* _Exercise instructions_: Write every record out again exactly, and keep images out of it.
-------- Records for the task --------
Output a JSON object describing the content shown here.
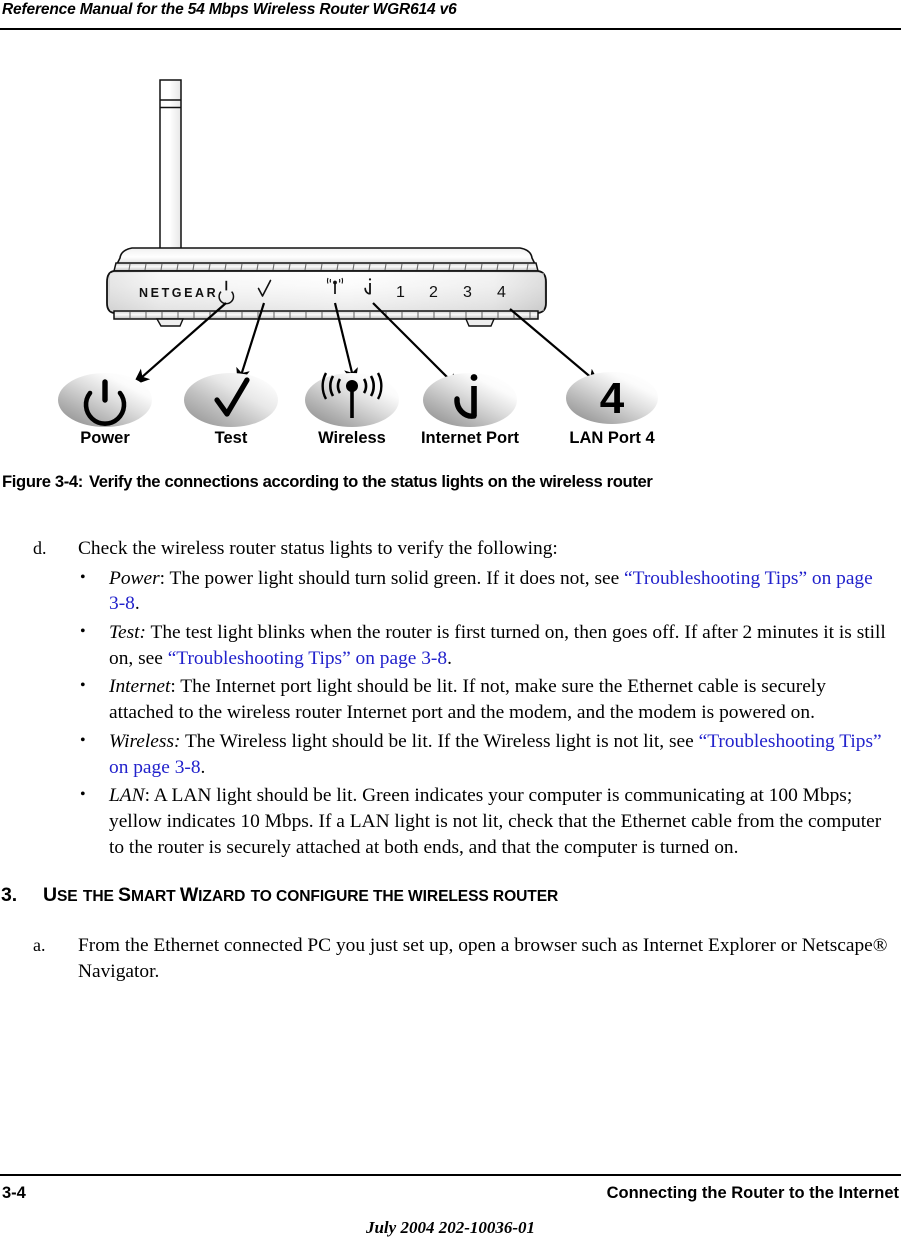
{
  "header": {
    "title": "Reference Manual for the 54 Mbps Wireless Router WGR614 v6"
  },
  "figure": {
    "router": {
      "brand": "NETGEAR",
      "led_labels": [
        "1",
        "2",
        "3",
        "4"
      ],
      "icons": [
        "power-icon",
        "test-check-icon",
        "wireless-icon",
        "internet-port-icon"
      ]
    },
    "callouts": [
      {
        "icon": "power-icon",
        "label": "Power"
      },
      {
        "icon": "test-check-icon",
        "label": "Test"
      },
      {
        "icon": "wireless-icon",
        "label": "Wireless"
      },
      {
        "icon": "internet-port-icon",
        "label": "Internet Port"
      },
      {
        "icon": "lan-port-4-icon",
        "label": "LAN Port 4",
        "glyph": "4"
      }
    ],
    "caption_number": "Figure 3-4:",
    "caption_text": "Verify the connections according to the status lights on the wireless router"
  },
  "content": {
    "step_d": {
      "marker": "d.",
      "text": "Check the wireless router status lights to verify the following:"
    },
    "bullets": [
      {
        "dot": "•",
        "term": "Power",
        "term_sep": ": ",
        "text_1": "The power light should turn solid green. If it does not, see ",
        "link": "“Troubleshooting Tips” on page 3-8",
        "text_2": "."
      },
      {
        "dot": "•",
        "term": "Test:",
        "term_sep": " ",
        "text_1": "The test light blinks when the router is first turned on, then goes off. If after 2 minutes it is still on, see ",
        "link": "“Troubleshooting Tips” on page 3-8",
        "text_2": "."
      },
      {
        "dot": "•",
        "term": "Internet",
        "term_sep": ": ",
        "text_1": "The Internet port light should be lit. If not, make sure the Ethernet cable is securely attached to the wireless router Internet port and the modem, and the modem is powered on.",
        "link": "",
        "text_2": ""
      },
      {
        "dot": "•",
        "term": "Wireless:",
        "term_sep": " ",
        "text_1": "The Wireless light should be lit. If the Wireless light is not lit, see ",
        "link": "“Troubleshooting Tips” on page 3-8",
        "text_2": "."
      },
      {
        "dot": "•",
        "term": "LAN",
        "term_sep": ": ",
        "text_1": "A LAN light should be lit. Green indicates your computer is communicating at 100 Mbps; yellow indicates 10 Mbps. If a LAN light is not lit, check that the Ethernet cable from the computer to the router is securely attached at both ends, and that the computer is turned on.",
        "link": "",
        "text_2": ""
      }
    ],
    "section_heading": {
      "number": "3.",
      "parts": [
        {
          "big": "U",
          "sm": "SE"
        },
        {
          "big": " ",
          "sm": "THE "
        },
        {
          "big": "S",
          "sm": "MART "
        },
        {
          "big": "W",
          "sm": "IZARD"
        },
        {
          "big": " ",
          "sm": "TO CONFIGURE THE WIRELESS ROUTER"
        }
      ],
      "plain": "3. USE THE SMART WIZARD TO CONFIGURE THE WIRELESS ROUTER"
    },
    "step_a": {
      "marker": "a.",
      "text": "From the Ethernet connected PC you just set up, open a browser such as Internet Explorer or Netscape® Navigator."
    }
  },
  "footer": {
    "page_number": "3-4",
    "chapter_title": "Connecting the Router to the Internet",
    "document_id": "July 2004 202-10036-01"
  },
  "colors": {
    "link": "#2222cc",
    "text": "#000000",
    "rule": "#000000",
    "router_body_light": "#ffffff",
    "router_body_mid": "#d8d8d8",
    "router_body_dark": "#a8a8a8",
    "bubble_dark": "#9a9a9a",
    "bubble_light": "#fdfdfd"
  }
}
--------
* _Problem solution_:
Output a JSON object describing the content shown here.
{
  "header": {
    "title": "Reference Manual for the 54 Mbps Wireless Router WGR614 v6"
  },
  "figure": {
    "router": {
      "brand": "NETGEAR",
      "led_labels": [
        "1",
        "2",
        "3",
        "4"
      ],
      "icons": [
        "power-icon",
        "test-check-icon",
        "wireless-icon",
        "internet-port-icon"
      ]
    },
    "callouts": [
      {
        "icon": "power-icon",
        "label": "Power"
      },
      {
        "icon": "test-check-icon",
        "label": "Test"
      },
      {
        "icon": "wireless-icon",
        "label": "Wireless"
      },
      {
        "icon": "internet-port-icon",
        "label": "Internet Port"
      },
      {
        "icon": "lan-port-4-icon",
        "label": "LAN Port 4",
        "glyph": "4"
      }
    ],
    "caption_number": "Figure 3-4:",
    "caption_text": "Verify the connections according to the status lights on the wireless router"
  },
  "content": {
    "step_d": {
      "marker": "d.",
      "text": "Check the wireless router status lights to verify the following:"
    },
    "bullets": [
      {
        "dot": "•",
        "term": "Power",
        "term_sep": ": ",
        "text_1": "The power light should turn solid green. If it does not, see ",
        "link": "“Troubleshooting Tips” on page 3-8",
        "text_2": "."
      },
      {
        "dot": "•",
        "term": "Test:",
        "term_sep": " ",
        "text_1": "The test light blinks when the router is first turned on, then goes off. If after 2 minutes it is still on, see ",
        "link": "“Troubleshooting Tips” on page 3-8",
        "text_2": "."
      },
      {
        "dot": "•",
        "term": "Internet",
        "term_sep": ": ",
        "text_1": "The Internet port light should be lit. If not, make sure the Ethernet cable is securely attached to the wireless router Internet port and the modem, and the modem is powered on.",
        "link": "",
        "text_2": ""
      },
      {
        "dot": "•",
        "term": "Wireless:",
        "term_sep": " ",
        "text_1": "The Wireless light should be lit. If the Wireless light is not lit, see ",
        "link": "“Troubleshooting Tips” on page 3-8",
        "text_2": "."
      },
      {
        "dot": "•",
        "term": "LAN",
        "term_sep": ": ",
        "text_1": "A LAN light should be lit. Green indicates your computer is communicating at 100 Mbps; yellow indicates 10 Mbps. If a LAN light is not lit, check that the Ethernet cable from the computer to the router is securely attached at both ends, and that the computer is turned on.",
        "link": "",
        "text_2": ""
      }
    ],
    "section_heading": {
      "number": "3.",
      "parts": [
        {
          "big": "U",
          "sm": "SE"
        },
        {
          "big": " ",
          "sm": "THE "
        },
        {
          "big": "S",
          "sm": "MART "
        },
        {
          "big": "W",
          "sm": "IZARD"
        },
        {
          "big": " ",
          "sm": "TO CONFIGURE THE WIRELESS ROUTER"
        }
      ],
      "plain": "3. USE THE SMART WIZARD TO CONFIGURE THE WIRELESS ROUTER"
    },
    "step_a": {
      "marker": "a.",
      "text": "From the Ethernet connected PC you just set up, open a browser such as Internet Explorer or Netscape® Navigator."
    }
  },
  "footer": {
    "page_number": "3-4",
    "chapter_title": "Connecting the Router to the Internet",
    "document_id": "July 2004 202-10036-01"
  },
  "colors": {
    "link": "#2222cc",
    "text": "#000000",
    "rule": "#000000",
    "router_body_light": "#ffffff",
    "router_body_mid": "#d8d8d8",
    "router_body_dark": "#a8a8a8",
    "bubble_dark": "#9a9a9a",
    "bubble_light": "#fdfdfd"
  }
}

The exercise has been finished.